### [Problem to work on]
Omit the pictures, then write out every entry exactly as it reads.

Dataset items
******************************

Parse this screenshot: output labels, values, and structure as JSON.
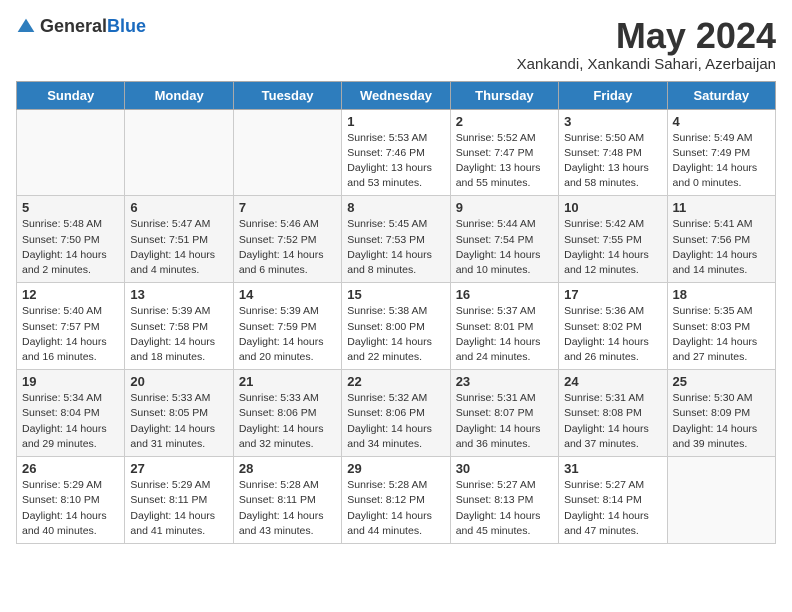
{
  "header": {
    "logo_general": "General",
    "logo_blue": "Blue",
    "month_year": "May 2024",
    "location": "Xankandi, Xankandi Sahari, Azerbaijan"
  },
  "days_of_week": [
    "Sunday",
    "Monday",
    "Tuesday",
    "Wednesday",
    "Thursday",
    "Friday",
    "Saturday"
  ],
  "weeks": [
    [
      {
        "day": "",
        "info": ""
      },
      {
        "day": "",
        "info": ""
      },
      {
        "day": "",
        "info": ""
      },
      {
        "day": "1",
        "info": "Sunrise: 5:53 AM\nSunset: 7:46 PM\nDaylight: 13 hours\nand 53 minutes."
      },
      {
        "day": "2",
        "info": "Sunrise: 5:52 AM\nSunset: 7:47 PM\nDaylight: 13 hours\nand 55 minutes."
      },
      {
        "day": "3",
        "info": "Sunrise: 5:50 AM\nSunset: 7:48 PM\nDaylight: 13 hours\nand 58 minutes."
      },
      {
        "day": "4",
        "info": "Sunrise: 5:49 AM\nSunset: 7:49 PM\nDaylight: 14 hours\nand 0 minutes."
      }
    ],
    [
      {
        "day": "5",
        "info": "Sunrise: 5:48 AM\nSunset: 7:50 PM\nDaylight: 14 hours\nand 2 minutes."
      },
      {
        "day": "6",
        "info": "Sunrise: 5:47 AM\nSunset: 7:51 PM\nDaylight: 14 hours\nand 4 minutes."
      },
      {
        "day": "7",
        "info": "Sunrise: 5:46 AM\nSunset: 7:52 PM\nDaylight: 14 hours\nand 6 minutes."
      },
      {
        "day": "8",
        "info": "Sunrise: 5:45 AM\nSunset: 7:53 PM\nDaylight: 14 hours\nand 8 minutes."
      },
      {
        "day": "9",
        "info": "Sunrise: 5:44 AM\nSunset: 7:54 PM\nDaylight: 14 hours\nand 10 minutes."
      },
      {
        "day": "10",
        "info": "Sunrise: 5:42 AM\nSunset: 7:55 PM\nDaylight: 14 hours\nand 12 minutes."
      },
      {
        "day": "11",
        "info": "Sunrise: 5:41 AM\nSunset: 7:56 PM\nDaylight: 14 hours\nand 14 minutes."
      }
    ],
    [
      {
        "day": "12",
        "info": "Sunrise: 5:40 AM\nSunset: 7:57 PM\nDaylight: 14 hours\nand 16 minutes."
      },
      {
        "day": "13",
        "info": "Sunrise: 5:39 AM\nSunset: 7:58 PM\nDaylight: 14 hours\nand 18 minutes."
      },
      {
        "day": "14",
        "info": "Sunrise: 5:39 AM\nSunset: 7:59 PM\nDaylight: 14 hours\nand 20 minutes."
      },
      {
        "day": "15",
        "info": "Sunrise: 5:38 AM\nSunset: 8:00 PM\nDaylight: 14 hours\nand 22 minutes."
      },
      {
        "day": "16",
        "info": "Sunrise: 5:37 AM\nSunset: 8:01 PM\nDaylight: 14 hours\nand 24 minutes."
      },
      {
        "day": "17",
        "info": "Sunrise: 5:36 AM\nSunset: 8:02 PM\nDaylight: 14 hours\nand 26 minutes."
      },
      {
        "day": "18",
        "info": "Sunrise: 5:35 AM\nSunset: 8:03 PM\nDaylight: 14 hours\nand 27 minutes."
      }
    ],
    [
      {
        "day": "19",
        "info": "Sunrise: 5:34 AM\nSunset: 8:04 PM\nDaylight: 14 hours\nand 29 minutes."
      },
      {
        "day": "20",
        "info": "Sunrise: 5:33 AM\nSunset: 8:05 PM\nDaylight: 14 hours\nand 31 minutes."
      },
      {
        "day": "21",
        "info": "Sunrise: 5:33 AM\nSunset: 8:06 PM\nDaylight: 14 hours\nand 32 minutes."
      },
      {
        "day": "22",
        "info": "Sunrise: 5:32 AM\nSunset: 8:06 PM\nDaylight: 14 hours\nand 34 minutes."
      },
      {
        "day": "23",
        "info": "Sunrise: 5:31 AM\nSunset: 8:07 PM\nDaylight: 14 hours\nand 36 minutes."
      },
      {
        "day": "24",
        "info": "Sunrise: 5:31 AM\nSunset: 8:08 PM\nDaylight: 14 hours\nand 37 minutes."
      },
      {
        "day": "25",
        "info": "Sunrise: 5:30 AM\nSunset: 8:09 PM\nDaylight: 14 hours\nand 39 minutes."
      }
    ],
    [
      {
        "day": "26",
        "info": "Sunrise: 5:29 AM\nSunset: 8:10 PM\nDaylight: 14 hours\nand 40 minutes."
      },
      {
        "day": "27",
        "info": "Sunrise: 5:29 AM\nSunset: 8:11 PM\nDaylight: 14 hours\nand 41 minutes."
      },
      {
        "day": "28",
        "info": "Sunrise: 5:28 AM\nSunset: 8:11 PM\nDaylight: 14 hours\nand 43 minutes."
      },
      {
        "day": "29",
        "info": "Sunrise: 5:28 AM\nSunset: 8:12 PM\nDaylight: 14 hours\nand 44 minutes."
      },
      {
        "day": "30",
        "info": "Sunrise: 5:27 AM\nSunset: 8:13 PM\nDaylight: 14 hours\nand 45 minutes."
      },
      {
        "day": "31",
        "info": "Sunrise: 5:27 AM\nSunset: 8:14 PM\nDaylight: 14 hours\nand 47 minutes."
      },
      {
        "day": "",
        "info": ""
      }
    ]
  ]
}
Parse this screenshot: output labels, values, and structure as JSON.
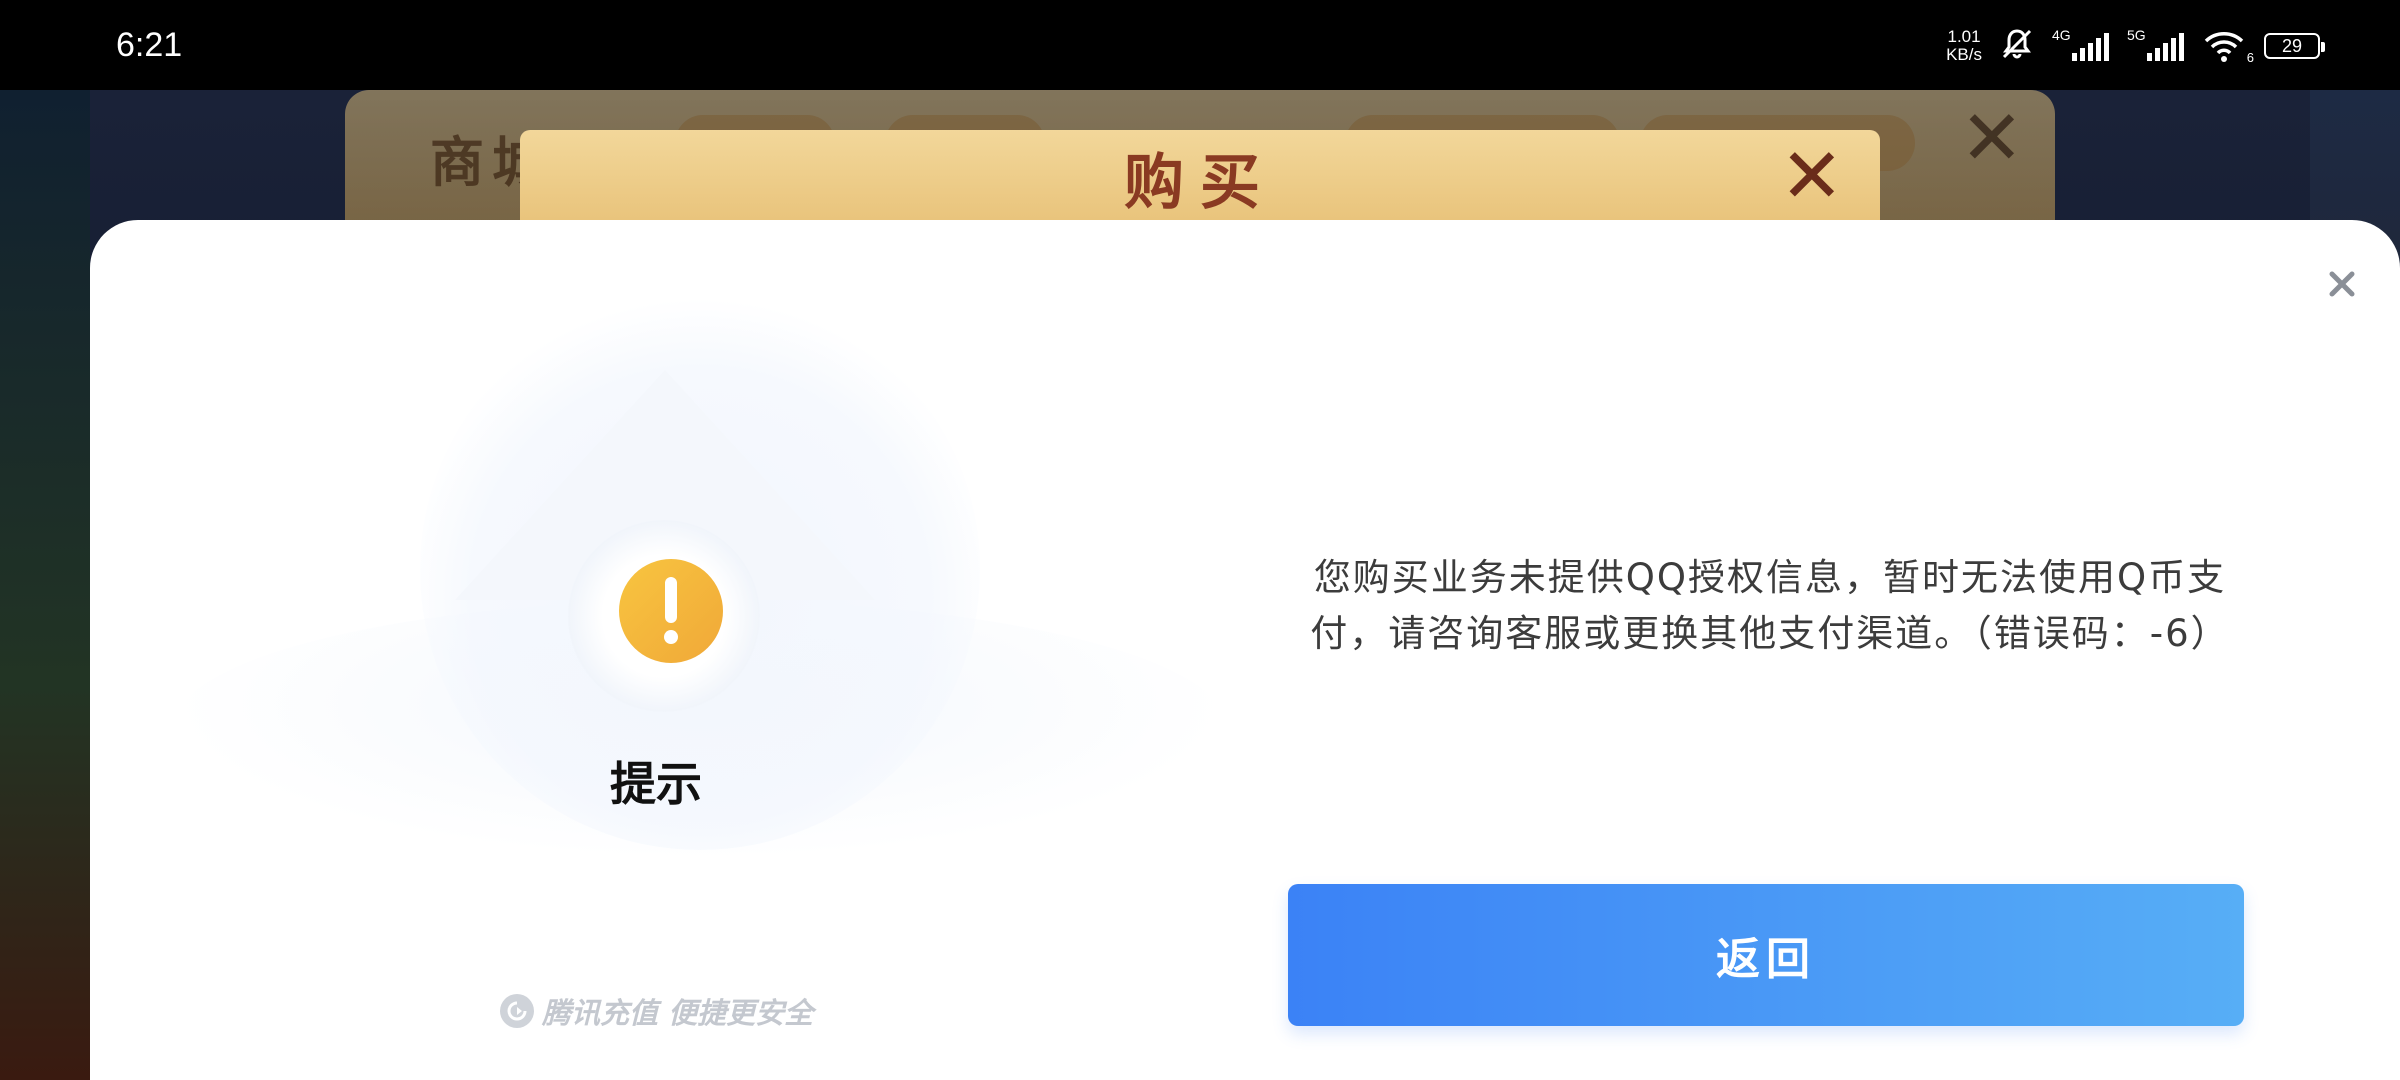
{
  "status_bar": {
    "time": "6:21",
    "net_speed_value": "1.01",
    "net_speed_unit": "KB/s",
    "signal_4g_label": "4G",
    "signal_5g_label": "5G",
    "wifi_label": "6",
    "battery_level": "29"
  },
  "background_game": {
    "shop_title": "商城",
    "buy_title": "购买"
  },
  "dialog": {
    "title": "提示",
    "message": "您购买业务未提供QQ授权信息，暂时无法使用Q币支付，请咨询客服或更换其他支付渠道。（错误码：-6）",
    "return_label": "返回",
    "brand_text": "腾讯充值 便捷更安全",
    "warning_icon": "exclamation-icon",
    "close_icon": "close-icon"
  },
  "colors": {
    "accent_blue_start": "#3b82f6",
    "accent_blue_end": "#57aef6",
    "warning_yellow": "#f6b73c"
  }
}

******************************

### [Result for this exercise]
Parse this screenshot: output labels, values, and structure as JSON.
{
  "header": {
    "logo_general": "General",
    "logo_blue": "Blue",
    "month_year": "May 2024",
    "location": "Xankandi, Xankandi Sahari, Azerbaijan"
  },
  "days_of_week": [
    "Sunday",
    "Monday",
    "Tuesday",
    "Wednesday",
    "Thursday",
    "Friday",
    "Saturday"
  ],
  "weeks": [
    [
      {
        "day": "",
        "info": ""
      },
      {
        "day": "",
        "info": ""
      },
      {
        "day": "",
        "info": ""
      },
      {
        "day": "1",
        "info": "Sunrise: 5:53 AM\nSunset: 7:46 PM\nDaylight: 13 hours\nand 53 minutes."
      },
      {
        "day": "2",
        "info": "Sunrise: 5:52 AM\nSunset: 7:47 PM\nDaylight: 13 hours\nand 55 minutes."
      },
      {
        "day": "3",
        "info": "Sunrise: 5:50 AM\nSunset: 7:48 PM\nDaylight: 13 hours\nand 58 minutes."
      },
      {
        "day": "4",
        "info": "Sunrise: 5:49 AM\nSunset: 7:49 PM\nDaylight: 14 hours\nand 0 minutes."
      }
    ],
    [
      {
        "day": "5",
        "info": "Sunrise: 5:48 AM\nSunset: 7:50 PM\nDaylight: 14 hours\nand 2 minutes."
      },
      {
        "day": "6",
        "info": "Sunrise: 5:47 AM\nSunset: 7:51 PM\nDaylight: 14 hours\nand 4 minutes."
      },
      {
        "day": "7",
        "info": "Sunrise: 5:46 AM\nSunset: 7:52 PM\nDaylight: 14 hours\nand 6 minutes."
      },
      {
        "day": "8",
        "info": "Sunrise: 5:45 AM\nSunset: 7:53 PM\nDaylight: 14 hours\nand 8 minutes."
      },
      {
        "day": "9",
        "info": "Sunrise: 5:44 AM\nSunset: 7:54 PM\nDaylight: 14 hours\nand 10 minutes."
      },
      {
        "day": "10",
        "info": "Sunrise: 5:42 AM\nSunset: 7:55 PM\nDaylight: 14 hours\nand 12 minutes."
      },
      {
        "day": "11",
        "info": "Sunrise: 5:41 AM\nSunset: 7:56 PM\nDaylight: 14 hours\nand 14 minutes."
      }
    ],
    [
      {
        "day": "12",
        "info": "Sunrise: 5:40 AM\nSunset: 7:57 PM\nDaylight: 14 hours\nand 16 minutes."
      },
      {
        "day": "13",
        "info": "Sunrise: 5:39 AM\nSunset: 7:58 PM\nDaylight: 14 hours\nand 18 minutes."
      },
      {
        "day": "14",
        "info": "Sunrise: 5:39 AM\nSunset: 7:59 PM\nDaylight: 14 hours\nand 20 minutes."
      },
      {
        "day": "15",
        "info": "Sunrise: 5:38 AM\nSunset: 8:00 PM\nDaylight: 14 hours\nand 22 minutes."
      },
      {
        "day": "16",
        "info": "Sunrise: 5:37 AM\nSunset: 8:01 PM\nDaylight: 14 hours\nand 24 minutes."
      },
      {
        "day": "17",
        "info": "Sunrise: 5:36 AM\nSunset: 8:02 PM\nDaylight: 14 hours\nand 26 minutes."
      },
      {
        "day": "18",
        "info": "Sunrise: 5:35 AM\nSunset: 8:03 PM\nDaylight: 14 hours\nand 27 minutes."
      }
    ],
    [
      {
        "day": "19",
        "info": "Sunrise: 5:34 AM\nSunset: 8:04 PM\nDaylight: 14 hours\nand 29 minutes."
      },
      {
        "day": "20",
        "info": "Sunrise: 5:33 AM\nSunset: 8:05 PM\nDaylight: 14 hours\nand 31 minutes."
      },
      {
        "day": "21",
        "info": "Sunrise: 5:33 AM\nSunset: 8:06 PM\nDaylight: 14 hours\nand 32 minutes."
      },
      {
        "day": "22",
        "info": "Sunrise: 5:32 AM\nSunset: 8:06 PM\nDaylight: 14 hours\nand 34 minutes."
      },
      {
        "day": "23",
        "info": "Sunrise: 5:31 AM\nSunset: 8:07 PM\nDaylight: 14 hours\nand 36 minutes."
      },
      {
        "day": "24",
        "info": "Sunrise: 5:31 AM\nSunset: 8:08 PM\nDaylight: 14 hours\nand 37 minutes."
      },
      {
        "day": "25",
        "info": "Sunrise: 5:30 AM\nSunset: 8:09 PM\nDaylight: 14 hours\nand 39 minutes."
      }
    ],
    [
      {
        "day": "26",
        "info": "Sunrise: 5:29 AM\nSunset: 8:10 PM\nDaylight: 14 hours\nand 40 minutes."
      },
      {
        "day": "27",
        "info": "Sunrise: 5:29 AM\nSunset: 8:11 PM\nDaylight: 14 hours\nand 41 minutes."
      },
      {
        "day": "28",
        "info": "Sunrise: 5:28 AM\nSunset: 8:11 PM\nDaylight: 14 hours\nand 43 minutes."
      },
      {
        "day": "29",
        "info": "Sunrise: 5:28 AM\nSunset: 8:12 PM\nDaylight: 14 hours\nand 44 minutes."
      },
      {
        "day": "30",
        "info": "Sunrise: 5:27 AM\nSunset: 8:13 PM\nDaylight: 14 hours\nand 45 minutes."
      },
      {
        "day": "31",
        "info": "Sunrise: 5:27 AM\nSunset: 8:14 PM\nDaylight: 14 hours\nand 47 minutes."
      },
      {
        "day": "",
        "info": ""
      }
    ]
  ]
}
Parse this screenshot: output labels, values, and structure as JSON.
{
  "status_bar": {
    "time": "6:21",
    "net_speed_value": "1.01",
    "net_speed_unit": "KB/s",
    "signal_4g_label": "4G",
    "signal_5g_label": "5G",
    "wifi_label": "6",
    "battery_level": "29"
  },
  "background_game": {
    "shop_title": "商城",
    "buy_title": "购买"
  },
  "dialog": {
    "title": "提示",
    "message": "您购买业务未提供QQ授权信息，暂时无法使用Q币支付，请咨询客服或更换其他支付渠道。（错误码：-6）",
    "return_label": "返回",
    "brand_text": "腾讯充值 便捷更安全",
    "warning_icon": "exclamation-icon",
    "close_icon": "close-icon"
  },
  "colors": {
    "accent_blue_start": "#3b82f6",
    "accent_blue_end": "#57aef6",
    "warning_yellow": "#f6b73c"
  }
}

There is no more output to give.